*Records for processing*:
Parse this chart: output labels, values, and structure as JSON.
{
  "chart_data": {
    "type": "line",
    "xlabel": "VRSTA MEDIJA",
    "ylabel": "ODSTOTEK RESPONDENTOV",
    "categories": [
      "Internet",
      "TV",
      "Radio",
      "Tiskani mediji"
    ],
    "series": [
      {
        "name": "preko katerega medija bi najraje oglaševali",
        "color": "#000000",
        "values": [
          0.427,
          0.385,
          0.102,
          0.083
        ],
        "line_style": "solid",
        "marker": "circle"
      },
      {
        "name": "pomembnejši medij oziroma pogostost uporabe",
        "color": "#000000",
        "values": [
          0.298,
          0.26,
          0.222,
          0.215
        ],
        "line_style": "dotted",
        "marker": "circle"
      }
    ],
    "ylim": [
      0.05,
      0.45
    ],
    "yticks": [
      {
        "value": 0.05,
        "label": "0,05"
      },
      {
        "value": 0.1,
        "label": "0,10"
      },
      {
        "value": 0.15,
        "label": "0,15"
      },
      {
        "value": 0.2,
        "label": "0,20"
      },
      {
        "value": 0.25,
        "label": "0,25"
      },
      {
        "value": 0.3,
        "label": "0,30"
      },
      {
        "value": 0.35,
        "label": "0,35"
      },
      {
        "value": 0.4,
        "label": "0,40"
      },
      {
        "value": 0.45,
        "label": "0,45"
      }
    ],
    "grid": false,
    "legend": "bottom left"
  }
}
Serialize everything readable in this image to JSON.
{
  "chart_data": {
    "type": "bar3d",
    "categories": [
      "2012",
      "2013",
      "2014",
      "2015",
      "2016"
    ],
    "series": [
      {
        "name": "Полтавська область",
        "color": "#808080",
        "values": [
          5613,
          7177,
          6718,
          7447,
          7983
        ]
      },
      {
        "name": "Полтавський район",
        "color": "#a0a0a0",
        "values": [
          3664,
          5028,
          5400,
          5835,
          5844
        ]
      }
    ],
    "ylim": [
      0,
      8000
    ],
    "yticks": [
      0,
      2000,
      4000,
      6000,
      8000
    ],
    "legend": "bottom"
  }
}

*What is being asked*: All of the material must be reproduced exactly.

*Written reply*:
Parse this chart: output labels, values, and structure as JSON.
{
  "chart_data": {
    "type": "line",
    "xlabel": "VRSTA MEDIJA",
    "ylabel": "ODSTOTEK RESPONDENTOV",
    "categories": [
      "Internet",
      "TV",
      "Radio",
      "Tiskani mediji"
    ],
    "series": [
      {
        "name": "preko katerega medija bi najraje oglaševali",
        "color": "#000000",
        "values": [
          0.427,
          0.385,
          0.102,
          0.083
        ],
        "line_style": "solid",
        "marker": "circle"
      },
      {
        "name": "pomembnejši medij oziroma pogostost uporabe",
        "color": "#000000",
        "values": [
          0.298,
          0.26,
          0.222,
          0.215
        ],
        "line_style": "dotted",
        "marker": "circle"
      }
    ],
    "ylim": [
      0.05,
      0.45
    ],
    "yticks": [
      {
        "value": 0.05,
        "label": "0,05"
      },
      {
        "value": 0.1,
        "label": "0,10"
      },
      {
        "value": 0.15,
        "label": "0,15"
      },
      {
        "value": 0.2,
        "label": "0,20"
      },
      {
        "value": 0.25,
        "label": "0,25"
      },
      {
        "value": 0.3,
        "label": "0,30"
      },
      {
        "value": 0.35,
        "label": "0,35"
      },
      {
        "value": 0.4,
        "label": "0,40"
      },
      {
        "value": 0.45,
        "label": "0,45"
      }
    ],
    "grid": false,
    "legend": "bottom left"
  }
}
Serialize everything readable in this image to JSON.
{
  "chart_data": {
    "type": "bar3d",
    "categories": [
      "2012",
      "2013",
      "2014",
      "2015",
      "2016"
    ],
    "series": [
      {
        "name": "Полтавська область",
        "color": "#808080",
        "values": [
          5613,
          7177,
          6718,
          7447,
          7983
        ]
      },
      {
        "name": "Полтавський район",
        "color": "#a0a0a0",
        "values": [
          3664,
          5028,
          5400,
          5835,
          5844
        ]
      }
    ],
    "ylim": [
      0,
      8000
    ],
    "yticks": [
      0,
      2000,
      4000,
      6000,
      8000
    ],
    "legend": "bottom"
  }
}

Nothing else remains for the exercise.